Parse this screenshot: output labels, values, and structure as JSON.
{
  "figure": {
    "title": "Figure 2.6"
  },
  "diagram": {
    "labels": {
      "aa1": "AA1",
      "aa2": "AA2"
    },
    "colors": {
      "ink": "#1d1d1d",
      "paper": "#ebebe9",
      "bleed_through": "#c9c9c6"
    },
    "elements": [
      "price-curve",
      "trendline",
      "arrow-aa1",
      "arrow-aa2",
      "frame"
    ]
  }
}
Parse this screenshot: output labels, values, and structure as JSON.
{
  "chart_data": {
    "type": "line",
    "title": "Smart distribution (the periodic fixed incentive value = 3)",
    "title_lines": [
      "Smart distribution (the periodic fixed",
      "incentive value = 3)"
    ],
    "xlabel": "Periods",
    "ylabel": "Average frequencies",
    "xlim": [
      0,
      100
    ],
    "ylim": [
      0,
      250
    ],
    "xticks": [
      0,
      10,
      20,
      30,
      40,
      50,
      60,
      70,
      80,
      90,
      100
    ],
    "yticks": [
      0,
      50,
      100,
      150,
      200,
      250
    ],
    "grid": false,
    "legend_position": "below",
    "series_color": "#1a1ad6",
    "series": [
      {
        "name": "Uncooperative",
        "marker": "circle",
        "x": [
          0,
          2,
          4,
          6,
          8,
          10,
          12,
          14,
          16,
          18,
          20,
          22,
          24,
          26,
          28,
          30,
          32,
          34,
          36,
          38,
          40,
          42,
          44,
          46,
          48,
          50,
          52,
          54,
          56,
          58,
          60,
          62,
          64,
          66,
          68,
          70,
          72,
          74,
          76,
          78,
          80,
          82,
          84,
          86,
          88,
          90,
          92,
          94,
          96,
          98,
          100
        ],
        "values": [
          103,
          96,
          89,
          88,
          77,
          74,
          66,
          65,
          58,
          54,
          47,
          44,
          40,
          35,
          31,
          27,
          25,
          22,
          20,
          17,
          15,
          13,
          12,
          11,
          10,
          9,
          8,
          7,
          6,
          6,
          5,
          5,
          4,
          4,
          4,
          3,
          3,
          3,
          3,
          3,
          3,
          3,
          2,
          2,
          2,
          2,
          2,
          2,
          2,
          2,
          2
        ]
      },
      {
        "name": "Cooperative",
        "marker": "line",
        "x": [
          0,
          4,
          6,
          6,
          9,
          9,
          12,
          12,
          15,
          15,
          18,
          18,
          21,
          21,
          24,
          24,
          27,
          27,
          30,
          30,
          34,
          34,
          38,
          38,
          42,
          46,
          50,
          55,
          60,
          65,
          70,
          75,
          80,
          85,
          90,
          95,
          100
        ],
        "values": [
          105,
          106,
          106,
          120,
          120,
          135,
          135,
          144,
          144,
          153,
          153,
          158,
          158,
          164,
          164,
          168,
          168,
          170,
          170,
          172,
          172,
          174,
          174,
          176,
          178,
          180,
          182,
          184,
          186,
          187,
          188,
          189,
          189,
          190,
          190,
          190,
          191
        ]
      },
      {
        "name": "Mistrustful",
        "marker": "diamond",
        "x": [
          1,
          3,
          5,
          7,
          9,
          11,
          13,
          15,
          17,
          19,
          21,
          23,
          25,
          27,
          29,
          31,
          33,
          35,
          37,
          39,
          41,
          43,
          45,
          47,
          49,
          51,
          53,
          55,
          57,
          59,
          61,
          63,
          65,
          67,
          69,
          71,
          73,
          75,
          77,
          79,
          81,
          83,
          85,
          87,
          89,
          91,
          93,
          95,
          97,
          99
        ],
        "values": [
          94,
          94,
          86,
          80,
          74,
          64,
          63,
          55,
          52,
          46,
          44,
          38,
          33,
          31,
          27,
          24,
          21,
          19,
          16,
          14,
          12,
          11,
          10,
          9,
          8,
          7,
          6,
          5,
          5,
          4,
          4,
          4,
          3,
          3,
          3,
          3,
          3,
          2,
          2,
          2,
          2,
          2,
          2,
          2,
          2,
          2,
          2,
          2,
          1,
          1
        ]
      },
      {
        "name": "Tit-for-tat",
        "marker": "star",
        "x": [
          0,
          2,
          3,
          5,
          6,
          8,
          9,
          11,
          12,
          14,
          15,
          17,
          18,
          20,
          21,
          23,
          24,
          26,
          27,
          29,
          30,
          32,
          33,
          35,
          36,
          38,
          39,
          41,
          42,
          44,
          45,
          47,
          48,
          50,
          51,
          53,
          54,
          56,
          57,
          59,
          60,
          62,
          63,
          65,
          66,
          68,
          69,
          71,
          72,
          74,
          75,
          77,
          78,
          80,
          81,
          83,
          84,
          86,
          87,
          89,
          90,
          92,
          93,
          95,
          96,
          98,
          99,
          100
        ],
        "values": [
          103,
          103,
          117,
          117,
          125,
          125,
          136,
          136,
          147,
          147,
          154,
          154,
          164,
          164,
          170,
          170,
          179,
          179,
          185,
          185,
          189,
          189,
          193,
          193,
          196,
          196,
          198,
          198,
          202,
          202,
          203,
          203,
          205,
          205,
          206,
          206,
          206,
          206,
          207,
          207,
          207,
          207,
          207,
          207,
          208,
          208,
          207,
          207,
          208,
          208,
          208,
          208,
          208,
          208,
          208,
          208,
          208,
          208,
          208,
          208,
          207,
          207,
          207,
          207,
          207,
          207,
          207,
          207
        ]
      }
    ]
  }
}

□ □ □ □

Nothing may be left out: return each entry exactly as it reads.

Parse this screenshot: output labels, values, and structure as JSON.
{
  "figure": {
    "title": "Figure 2.6"
  },
  "diagram": {
    "labels": {
      "aa1": "AA1",
      "aa2": "AA2"
    },
    "colors": {
      "ink": "#1d1d1d",
      "paper": "#ebebe9",
      "bleed_through": "#c9c9c6"
    },
    "elements": [
      "price-curve",
      "trendline",
      "arrow-aa1",
      "arrow-aa2",
      "frame"
    ]
  }
}
Parse this screenshot: output labels, values, and structure as JSON.
{
  "chart_data": {
    "type": "line",
    "title": "Smart distribution (the periodic fixed incentive value = 3)",
    "title_lines": [
      "Smart distribution (the periodic fixed",
      "incentive value = 3)"
    ],
    "xlabel": "Periods",
    "ylabel": "Average frequencies",
    "xlim": [
      0,
      100
    ],
    "ylim": [
      0,
      250
    ],
    "xticks": [
      0,
      10,
      20,
      30,
      40,
      50,
      60,
      70,
      80,
      90,
      100
    ],
    "yticks": [
      0,
      50,
      100,
      150,
      200,
      250
    ],
    "grid": false,
    "legend_position": "below",
    "series_color": "#1a1ad6",
    "series": [
      {
        "name": "Uncooperative",
        "marker": "circle",
        "x": [
          0,
          2,
          4,
          6,
          8,
          10,
          12,
          14,
          16,
          18,
          20,
          22,
          24,
          26,
          28,
          30,
          32,
          34,
          36,
          38,
          40,
          42,
          44,
          46,
          48,
          50,
          52,
          54,
          56,
          58,
          60,
          62,
          64,
          66,
          68,
          70,
          72,
          74,
          76,
          78,
          80,
          82,
          84,
          86,
          88,
          90,
          92,
          94,
          96,
          98,
          100
        ],
        "values": [
          103,
          96,
          89,
          88,
          77,
          74,
          66,
          65,
          58,
          54,
          47,
          44,
          40,
          35,
          31,
          27,
          25,
          22,
          20,
          17,
          15,
          13,
          12,
          11,
          10,
          9,
          8,
          7,
          6,
          6,
          5,
          5,
          4,
          4,
          4,
          3,
          3,
          3,
          3,
          3,
          3,
          3,
          2,
          2,
          2,
          2,
          2,
          2,
          2,
          2,
          2
        ]
      },
      {
        "name": "Cooperative",
        "marker": "line",
        "x": [
          0,
          4,
          6,
          6,
          9,
          9,
          12,
          12,
          15,
          15,
          18,
          18,
          21,
          21,
          24,
          24,
          27,
          27,
          30,
          30,
          34,
          34,
          38,
          38,
          42,
          46,
          50,
          55,
          60,
          65,
          70,
          75,
          80,
          85,
          90,
          95,
          100
        ],
        "values": [
          105,
          106,
          106,
          120,
          120,
          135,
          135,
          144,
          144,
          153,
          153,
          158,
          158,
          164,
          164,
          168,
          168,
          170,
          170,
          172,
          172,
          174,
          174,
          176,
          178,
          180,
          182,
          184,
          186,
          187,
          188,
          189,
          189,
          190,
          190,
          190,
          191
        ]
      },
      {
        "name": "Mistrustful",
        "marker": "diamond",
        "x": [
          1,
          3,
          5,
          7,
          9,
          11,
          13,
          15,
          17,
          19,
          21,
          23,
          25,
          27,
          29,
          31,
          33,
          35,
          37,
          39,
          41,
          43,
          45,
          47,
          49,
          51,
          53,
          55,
          57,
          59,
          61,
          63,
          65,
          67,
          69,
          71,
          73,
          75,
          77,
          79,
          81,
          83,
          85,
          87,
          89,
          91,
          93,
          95,
          97,
          99
        ],
        "values": [
          94,
          94,
          86,
          80,
          74,
          64,
          63,
          55,
          52,
          46,
          44,
          38,
          33,
          31,
          27,
          24,
          21,
          19,
          16,
          14,
          12,
          11,
          10,
          9,
          8,
          7,
          6,
          5,
          5,
          4,
          4,
          4,
          3,
          3,
          3,
          3,
          3,
          2,
          2,
          2,
          2,
          2,
          2,
          2,
          2,
          2,
          2,
          2,
          1,
          1
        ]
      },
      {
        "name": "Tit-for-tat",
        "marker": "star",
        "x": [
          0,
          2,
          3,
          5,
          6,
          8,
          9,
          11,
          12,
          14,
          15,
          17,
          18,
          20,
          21,
          23,
          24,
          26,
          27,
          29,
          30,
          32,
          33,
          35,
          36,
          38,
          39,
          41,
          42,
          44,
          45,
          47,
          48,
          50,
          51,
          53,
          54,
          56,
          57,
          59,
          60,
          62,
          63,
          65,
          66,
          68,
          69,
          71,
          72,
          74,
          75,
          77,
          78,
          80,
          81,
          83,
          84,
          86,
          87,
          89,
          90,
          92,
          93,
          95,
          96,
          98,
          99,
          100
        ],
        "values": [
          103,
          103,
          117,
          117,
          125,
          125,
          136,
          136,
          147,
          147,
          154,
          154,
          164,
          164,
          170,
          170,
          179,
          179,
          185,
          185,
          189,
          189,
          193,
          193,
          196,
          196,
          198,
          198,
          202,
          202,
          203,
          203,
          205,
          205,
          206,
          206,
          206,
          206,
          207,
          207,
          207,
          207,
          207,
          207,
          208,
          208,
          207,
          207,
          208,
          208,
          208,
          208,
          208,
          208,
          208,
          208,
          208,
          208,
          208,
          208,
          207,
          207,
          207,
          207,
          207,
          207,
          207,
          207
        ]
      }
    ]
  }
}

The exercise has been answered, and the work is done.